### VORLIEGENDER AUSZUG
>>>

Wer ist hier der Leugner?

Der historische Fehler des Berliner Senators für Inneres und Sport, Andreas Geisel, die für den 29. August 2020 angesagte Querdenken-Demonstration zu verbieten, ist zu groß, um von einer Person allein verantwortet zu werden; in ihm konzentriert sich die Ausweglosigkeit einer Situation, die von langer Hand herbeigeführt wurde. Denn der Erfolg dieser Bewegung ist nicht aufzuhalten, gleichgültig, wieviel Fortune ihre Wortführer jetzt und in Zukunft entfalten: Er ist bereits da.

Er liegt darin, dass die hektischen Spaltereien der letzten Jahre angesichts des sich in der Bevölkerung stauenden Unmuts in den Äußerungen von Verantwortlichen, deren Sinn für Verantwortung sich besser an anderer Stelle zeigte, einen Grad an Absurdität erreicht haben, der sie bereits heute als nicht vermittelbar ausweist. Wen die Bildzeitung abstraft, den bestraft das Leben – und nicht zu knapp in der Regel, aber was hält sich in diesem Land noch an Regeln?

<<<

### GEGEBENE INFORMATIONEN

>>>

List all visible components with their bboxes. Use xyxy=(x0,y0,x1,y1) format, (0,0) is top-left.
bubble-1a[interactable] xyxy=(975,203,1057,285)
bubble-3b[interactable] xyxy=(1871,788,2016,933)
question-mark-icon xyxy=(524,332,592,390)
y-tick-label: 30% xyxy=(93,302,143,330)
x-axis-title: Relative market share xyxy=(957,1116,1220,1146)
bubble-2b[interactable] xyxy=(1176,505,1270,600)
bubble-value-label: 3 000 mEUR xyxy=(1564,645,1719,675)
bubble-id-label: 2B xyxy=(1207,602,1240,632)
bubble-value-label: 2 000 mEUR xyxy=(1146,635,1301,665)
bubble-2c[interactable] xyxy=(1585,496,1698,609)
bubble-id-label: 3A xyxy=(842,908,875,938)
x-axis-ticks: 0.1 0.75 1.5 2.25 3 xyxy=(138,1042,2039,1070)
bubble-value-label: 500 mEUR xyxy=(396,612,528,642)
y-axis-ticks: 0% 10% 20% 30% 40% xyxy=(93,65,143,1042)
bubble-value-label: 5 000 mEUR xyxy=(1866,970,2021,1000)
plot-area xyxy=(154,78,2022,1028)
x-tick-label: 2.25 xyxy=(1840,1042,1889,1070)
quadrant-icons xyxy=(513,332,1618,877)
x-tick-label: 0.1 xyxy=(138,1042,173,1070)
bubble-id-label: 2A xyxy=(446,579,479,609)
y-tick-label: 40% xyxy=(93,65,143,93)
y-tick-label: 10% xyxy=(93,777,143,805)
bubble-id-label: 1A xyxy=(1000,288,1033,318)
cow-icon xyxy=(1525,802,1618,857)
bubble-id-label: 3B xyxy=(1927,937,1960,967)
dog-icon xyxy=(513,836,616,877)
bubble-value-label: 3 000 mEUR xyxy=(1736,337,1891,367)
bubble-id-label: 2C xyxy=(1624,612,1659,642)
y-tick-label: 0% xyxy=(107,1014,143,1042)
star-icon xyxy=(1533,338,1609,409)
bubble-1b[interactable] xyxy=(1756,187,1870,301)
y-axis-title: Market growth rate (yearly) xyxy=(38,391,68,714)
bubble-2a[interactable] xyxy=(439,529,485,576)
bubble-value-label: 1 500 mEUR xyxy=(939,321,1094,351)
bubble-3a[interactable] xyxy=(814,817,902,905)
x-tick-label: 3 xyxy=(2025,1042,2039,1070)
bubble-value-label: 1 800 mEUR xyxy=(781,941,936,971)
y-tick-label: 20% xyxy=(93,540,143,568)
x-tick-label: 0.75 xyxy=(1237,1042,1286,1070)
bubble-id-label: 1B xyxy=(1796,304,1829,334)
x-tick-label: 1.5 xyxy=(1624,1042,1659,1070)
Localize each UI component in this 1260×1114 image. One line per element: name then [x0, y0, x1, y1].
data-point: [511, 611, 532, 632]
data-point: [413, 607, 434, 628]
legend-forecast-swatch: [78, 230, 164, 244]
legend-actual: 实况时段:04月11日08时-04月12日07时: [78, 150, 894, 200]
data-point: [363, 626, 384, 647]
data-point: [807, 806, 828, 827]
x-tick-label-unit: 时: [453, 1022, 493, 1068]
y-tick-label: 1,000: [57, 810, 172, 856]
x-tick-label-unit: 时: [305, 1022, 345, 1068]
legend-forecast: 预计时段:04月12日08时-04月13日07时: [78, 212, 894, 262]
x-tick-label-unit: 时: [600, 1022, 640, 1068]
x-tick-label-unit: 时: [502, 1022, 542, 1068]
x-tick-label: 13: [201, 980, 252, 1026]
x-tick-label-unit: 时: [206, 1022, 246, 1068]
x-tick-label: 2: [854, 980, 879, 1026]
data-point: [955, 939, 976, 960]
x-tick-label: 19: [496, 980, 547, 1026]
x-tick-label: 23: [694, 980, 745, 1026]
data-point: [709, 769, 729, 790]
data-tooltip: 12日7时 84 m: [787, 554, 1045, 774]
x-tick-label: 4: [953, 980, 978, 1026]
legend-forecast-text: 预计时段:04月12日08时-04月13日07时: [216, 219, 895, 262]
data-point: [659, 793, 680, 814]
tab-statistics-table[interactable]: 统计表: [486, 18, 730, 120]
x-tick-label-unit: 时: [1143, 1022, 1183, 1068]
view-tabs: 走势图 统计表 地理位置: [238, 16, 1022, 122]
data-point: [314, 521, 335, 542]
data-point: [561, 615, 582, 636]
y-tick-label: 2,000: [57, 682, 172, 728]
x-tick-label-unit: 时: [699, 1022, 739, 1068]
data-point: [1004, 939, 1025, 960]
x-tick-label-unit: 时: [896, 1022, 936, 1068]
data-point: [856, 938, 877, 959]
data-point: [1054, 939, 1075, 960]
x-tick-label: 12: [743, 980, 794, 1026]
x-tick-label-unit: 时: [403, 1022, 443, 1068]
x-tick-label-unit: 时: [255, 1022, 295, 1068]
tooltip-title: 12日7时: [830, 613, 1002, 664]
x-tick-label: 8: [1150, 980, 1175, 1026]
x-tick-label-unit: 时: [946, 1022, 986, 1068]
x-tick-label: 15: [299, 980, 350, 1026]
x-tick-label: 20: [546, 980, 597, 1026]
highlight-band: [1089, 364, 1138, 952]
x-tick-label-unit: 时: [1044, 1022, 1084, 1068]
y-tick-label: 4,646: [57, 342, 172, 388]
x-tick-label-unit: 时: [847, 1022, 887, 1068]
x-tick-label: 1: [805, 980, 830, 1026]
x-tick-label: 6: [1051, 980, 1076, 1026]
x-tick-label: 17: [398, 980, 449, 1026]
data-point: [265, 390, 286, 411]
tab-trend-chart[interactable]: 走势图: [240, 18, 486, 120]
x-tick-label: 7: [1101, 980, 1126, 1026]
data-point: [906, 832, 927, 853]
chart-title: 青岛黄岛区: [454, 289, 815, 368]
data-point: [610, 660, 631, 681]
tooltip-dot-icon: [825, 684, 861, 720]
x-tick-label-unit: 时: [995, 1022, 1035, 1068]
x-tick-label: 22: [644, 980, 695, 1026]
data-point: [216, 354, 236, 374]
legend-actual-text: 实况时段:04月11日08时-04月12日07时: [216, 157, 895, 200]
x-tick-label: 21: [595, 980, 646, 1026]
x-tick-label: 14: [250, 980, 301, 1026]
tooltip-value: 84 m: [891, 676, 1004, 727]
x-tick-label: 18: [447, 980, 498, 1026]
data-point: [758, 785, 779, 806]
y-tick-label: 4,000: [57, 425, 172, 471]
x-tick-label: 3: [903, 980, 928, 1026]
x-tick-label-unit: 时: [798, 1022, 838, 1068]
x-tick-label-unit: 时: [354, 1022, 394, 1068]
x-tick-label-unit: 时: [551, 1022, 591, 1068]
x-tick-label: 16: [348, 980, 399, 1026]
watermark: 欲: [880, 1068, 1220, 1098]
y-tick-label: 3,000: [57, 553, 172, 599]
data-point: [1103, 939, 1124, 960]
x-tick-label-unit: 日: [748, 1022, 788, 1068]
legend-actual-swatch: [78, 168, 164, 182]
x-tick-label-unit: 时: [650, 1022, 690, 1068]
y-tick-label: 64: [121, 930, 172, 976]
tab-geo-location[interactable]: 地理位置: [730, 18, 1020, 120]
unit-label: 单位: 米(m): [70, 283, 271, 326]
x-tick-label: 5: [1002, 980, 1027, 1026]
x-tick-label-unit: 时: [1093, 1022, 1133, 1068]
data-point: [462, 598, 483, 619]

<<<

### ANFORDERUNGEN DER ÜBUNG
1 – Welches Amt bekleidet Andreas Geisel laut dem Auszug über das Verbot der Querdenken-Demonstration?
2 – Schreibe den Auszug über das Verbot der Querdenken-Demonstration weiter.
Die Zeilen werden hier nicht gebraucht.

### ANTWORTEN JE AUFGABE
1 – Er ist Berliner Senator für Inneres und Sport.

2 –
Die von den "Querdenkern" in Gang gesetzte Bewegung bedurfte nur eines winzigen Anschubs, und es wirkt lächerlich, sie zerstreuen zu wollen, indem man ihre Organisatoren und Wortführer mit dem üblichen Wortunflat übergießt, unter dem das Unwort des Jahres "Coronaleugner" durch seine schlampige Perfidie besonders hervorsticht. Es mag tragisch sein, dass denen, die es bis zur Besinnungslosigkeit gebrauchen, jeder Sinn dafür abgeht, dass sie damit die Wette annehmen, die ihnen von der anderen Seite angeboten wurde: Wer ist hier der Leugner?

Dahinter steht nicht die einfältige Frage, welche der beiden Parteien in Sachen Corona jetzt recht hat, sondern die weit brisantere, welche die vollständigere Beschreibung des Desasters anzubieten hat. Die Leute wissen – oder spüren – längst, dass die auf Massenangst spekulierenden Verlautbarungen der Offiziellen geschönt sind, weil sie die Dimensionen des anrollenden Ungemachs, vor allem des ökonomischen, kleinreden oder, um ihre eigene Vokabel zu gebrauchen, "leugnen".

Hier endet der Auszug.